◆ **DATA SHOWN**
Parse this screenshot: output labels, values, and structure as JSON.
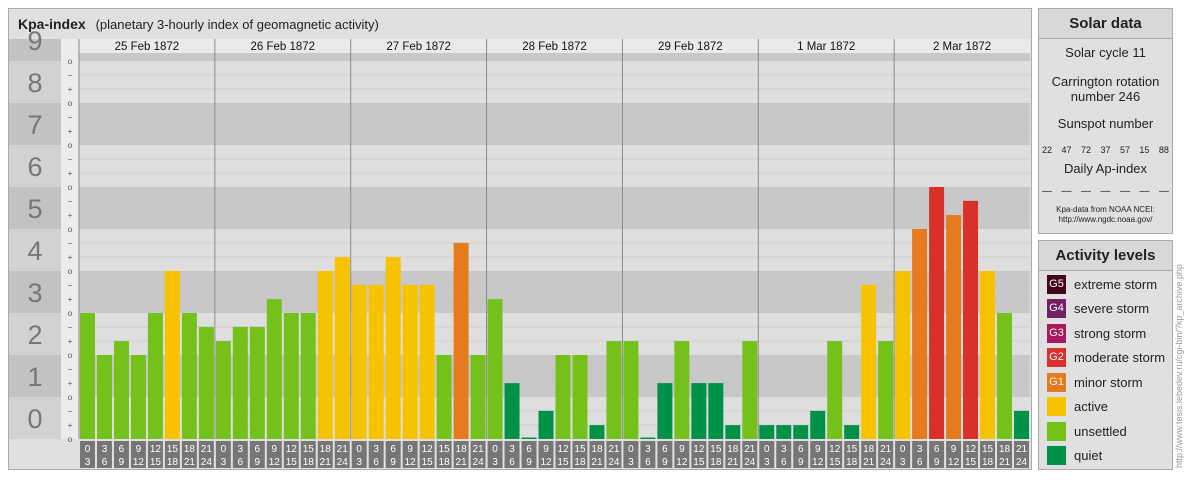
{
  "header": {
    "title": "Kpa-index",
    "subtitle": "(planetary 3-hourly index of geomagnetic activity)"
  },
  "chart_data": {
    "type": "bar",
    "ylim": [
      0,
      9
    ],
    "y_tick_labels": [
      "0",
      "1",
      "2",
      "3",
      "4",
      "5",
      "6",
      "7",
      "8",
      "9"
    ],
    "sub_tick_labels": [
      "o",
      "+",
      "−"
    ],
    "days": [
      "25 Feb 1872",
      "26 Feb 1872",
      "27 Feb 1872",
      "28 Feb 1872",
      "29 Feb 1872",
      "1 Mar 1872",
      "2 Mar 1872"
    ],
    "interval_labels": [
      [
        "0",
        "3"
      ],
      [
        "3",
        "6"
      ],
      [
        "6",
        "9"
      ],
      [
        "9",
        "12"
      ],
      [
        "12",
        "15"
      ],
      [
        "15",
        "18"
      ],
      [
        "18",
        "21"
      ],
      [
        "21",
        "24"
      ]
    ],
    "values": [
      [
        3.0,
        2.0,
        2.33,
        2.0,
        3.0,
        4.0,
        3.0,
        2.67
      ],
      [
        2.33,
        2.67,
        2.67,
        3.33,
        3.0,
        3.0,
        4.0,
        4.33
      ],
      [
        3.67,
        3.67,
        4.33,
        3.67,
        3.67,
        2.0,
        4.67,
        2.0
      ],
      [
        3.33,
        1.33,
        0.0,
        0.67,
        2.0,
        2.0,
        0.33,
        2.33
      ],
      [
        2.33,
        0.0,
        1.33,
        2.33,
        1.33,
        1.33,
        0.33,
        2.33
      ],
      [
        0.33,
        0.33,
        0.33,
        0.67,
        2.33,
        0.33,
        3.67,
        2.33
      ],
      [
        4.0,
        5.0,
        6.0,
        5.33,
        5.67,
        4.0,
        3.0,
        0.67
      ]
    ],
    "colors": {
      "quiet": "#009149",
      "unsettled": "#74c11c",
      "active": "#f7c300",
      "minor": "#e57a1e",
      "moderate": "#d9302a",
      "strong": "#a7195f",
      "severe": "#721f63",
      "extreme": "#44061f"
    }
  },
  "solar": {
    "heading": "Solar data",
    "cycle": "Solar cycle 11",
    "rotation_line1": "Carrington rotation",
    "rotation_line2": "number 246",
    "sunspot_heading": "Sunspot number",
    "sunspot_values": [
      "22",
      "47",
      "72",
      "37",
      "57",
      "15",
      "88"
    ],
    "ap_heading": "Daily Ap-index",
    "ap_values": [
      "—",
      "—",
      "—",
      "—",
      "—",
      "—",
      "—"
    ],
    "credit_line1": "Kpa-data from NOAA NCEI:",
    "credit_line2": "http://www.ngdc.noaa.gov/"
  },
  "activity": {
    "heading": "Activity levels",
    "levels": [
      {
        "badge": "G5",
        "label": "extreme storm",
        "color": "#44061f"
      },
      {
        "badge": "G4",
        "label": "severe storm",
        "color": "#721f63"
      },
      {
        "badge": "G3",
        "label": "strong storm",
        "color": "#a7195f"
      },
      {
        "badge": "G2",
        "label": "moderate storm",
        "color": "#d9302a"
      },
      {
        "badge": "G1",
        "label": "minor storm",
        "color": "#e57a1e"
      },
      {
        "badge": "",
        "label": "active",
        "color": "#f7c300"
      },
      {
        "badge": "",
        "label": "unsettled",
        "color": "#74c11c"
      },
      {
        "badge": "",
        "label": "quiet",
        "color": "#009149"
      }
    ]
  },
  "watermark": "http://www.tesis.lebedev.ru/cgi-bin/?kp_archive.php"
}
==
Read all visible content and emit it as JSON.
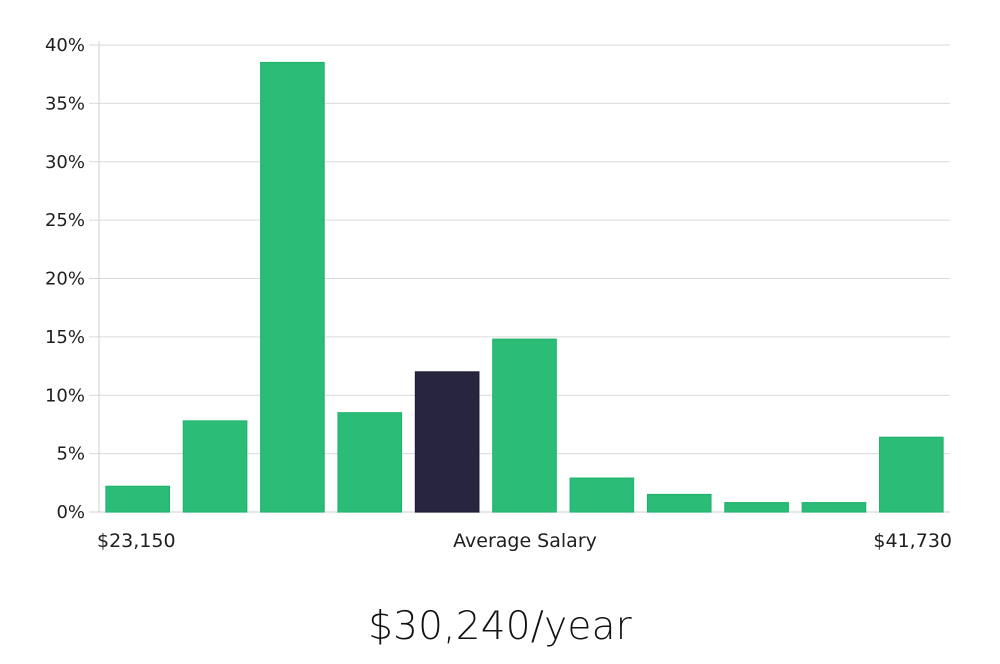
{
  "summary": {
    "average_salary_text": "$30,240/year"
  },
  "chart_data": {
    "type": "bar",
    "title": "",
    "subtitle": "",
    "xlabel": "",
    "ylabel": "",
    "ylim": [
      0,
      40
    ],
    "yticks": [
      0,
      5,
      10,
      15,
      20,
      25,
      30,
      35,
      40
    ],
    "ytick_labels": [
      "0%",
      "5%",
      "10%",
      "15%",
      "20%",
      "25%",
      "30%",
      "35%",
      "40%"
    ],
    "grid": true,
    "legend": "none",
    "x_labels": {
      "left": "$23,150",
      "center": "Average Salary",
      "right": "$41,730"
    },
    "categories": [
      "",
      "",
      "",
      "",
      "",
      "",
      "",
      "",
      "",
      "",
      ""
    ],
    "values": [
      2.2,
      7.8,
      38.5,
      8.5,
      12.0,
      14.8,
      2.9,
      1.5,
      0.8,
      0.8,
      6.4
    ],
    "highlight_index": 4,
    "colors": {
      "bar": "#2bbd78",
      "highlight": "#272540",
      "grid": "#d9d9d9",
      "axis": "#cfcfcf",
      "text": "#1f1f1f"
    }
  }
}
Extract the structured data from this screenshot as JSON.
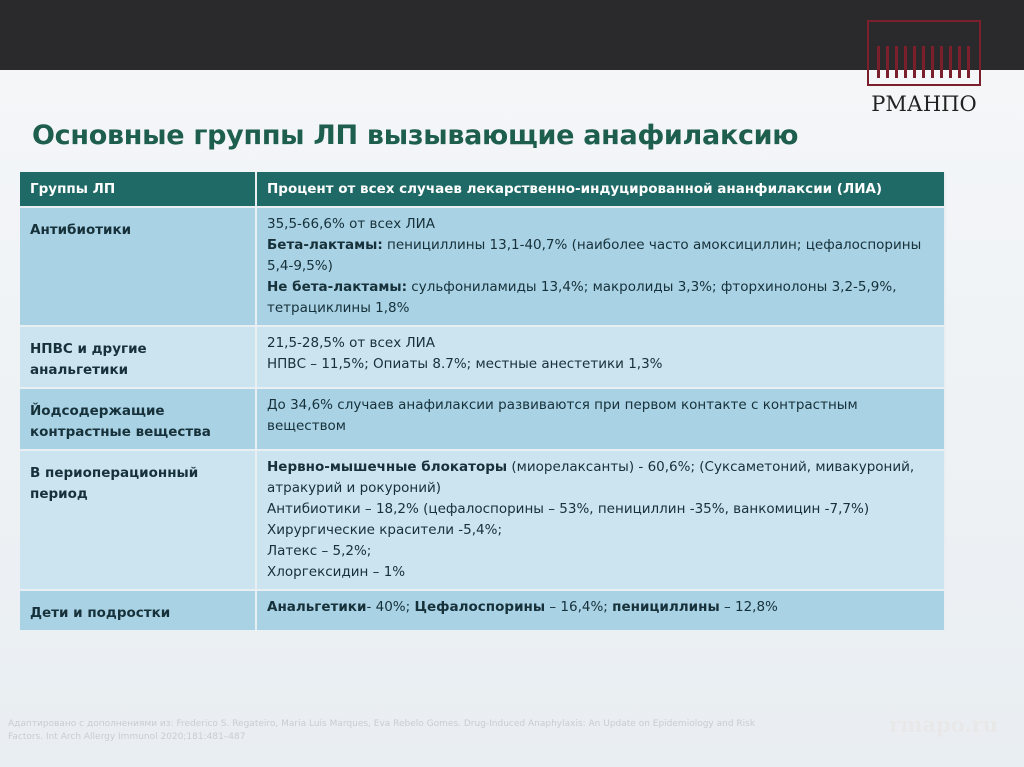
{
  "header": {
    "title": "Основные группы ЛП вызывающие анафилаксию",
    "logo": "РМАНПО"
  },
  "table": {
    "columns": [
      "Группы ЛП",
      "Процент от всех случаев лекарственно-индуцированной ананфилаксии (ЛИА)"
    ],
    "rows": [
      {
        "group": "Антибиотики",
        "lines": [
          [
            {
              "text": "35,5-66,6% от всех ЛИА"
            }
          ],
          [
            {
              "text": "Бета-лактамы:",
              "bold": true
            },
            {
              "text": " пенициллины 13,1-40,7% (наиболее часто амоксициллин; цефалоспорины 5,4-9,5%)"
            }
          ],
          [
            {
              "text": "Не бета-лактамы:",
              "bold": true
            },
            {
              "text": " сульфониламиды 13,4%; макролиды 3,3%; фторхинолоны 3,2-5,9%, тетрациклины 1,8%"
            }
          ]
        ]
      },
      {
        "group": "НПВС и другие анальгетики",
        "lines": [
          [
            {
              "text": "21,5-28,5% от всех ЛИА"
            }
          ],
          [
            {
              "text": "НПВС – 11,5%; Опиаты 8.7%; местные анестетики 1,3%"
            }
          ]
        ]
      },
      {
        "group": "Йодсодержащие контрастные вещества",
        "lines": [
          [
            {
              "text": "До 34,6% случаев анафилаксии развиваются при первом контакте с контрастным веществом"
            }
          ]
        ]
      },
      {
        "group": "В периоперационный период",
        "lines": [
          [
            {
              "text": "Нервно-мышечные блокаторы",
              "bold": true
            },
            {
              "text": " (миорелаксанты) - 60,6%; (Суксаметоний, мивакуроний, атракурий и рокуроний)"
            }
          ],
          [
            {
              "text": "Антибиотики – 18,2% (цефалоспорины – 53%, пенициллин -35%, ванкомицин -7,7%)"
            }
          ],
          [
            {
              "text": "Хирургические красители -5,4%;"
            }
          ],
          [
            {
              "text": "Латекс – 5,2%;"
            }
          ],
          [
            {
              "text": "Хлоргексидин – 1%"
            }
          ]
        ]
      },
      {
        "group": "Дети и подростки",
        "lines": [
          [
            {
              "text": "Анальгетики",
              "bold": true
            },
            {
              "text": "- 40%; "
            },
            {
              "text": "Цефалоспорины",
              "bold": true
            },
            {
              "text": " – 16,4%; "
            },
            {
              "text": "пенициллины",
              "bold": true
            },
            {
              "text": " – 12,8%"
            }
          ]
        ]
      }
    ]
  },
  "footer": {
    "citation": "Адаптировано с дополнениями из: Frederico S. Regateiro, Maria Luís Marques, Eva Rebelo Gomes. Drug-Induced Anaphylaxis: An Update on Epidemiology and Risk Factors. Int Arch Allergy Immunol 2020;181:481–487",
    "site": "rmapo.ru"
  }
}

◆ **WHAT THIS TASK INVOLVES**
Give the number of lines that carry the word "screenshot", with nothing added.

◆ **OUTPUT FOR THIS TASK**
2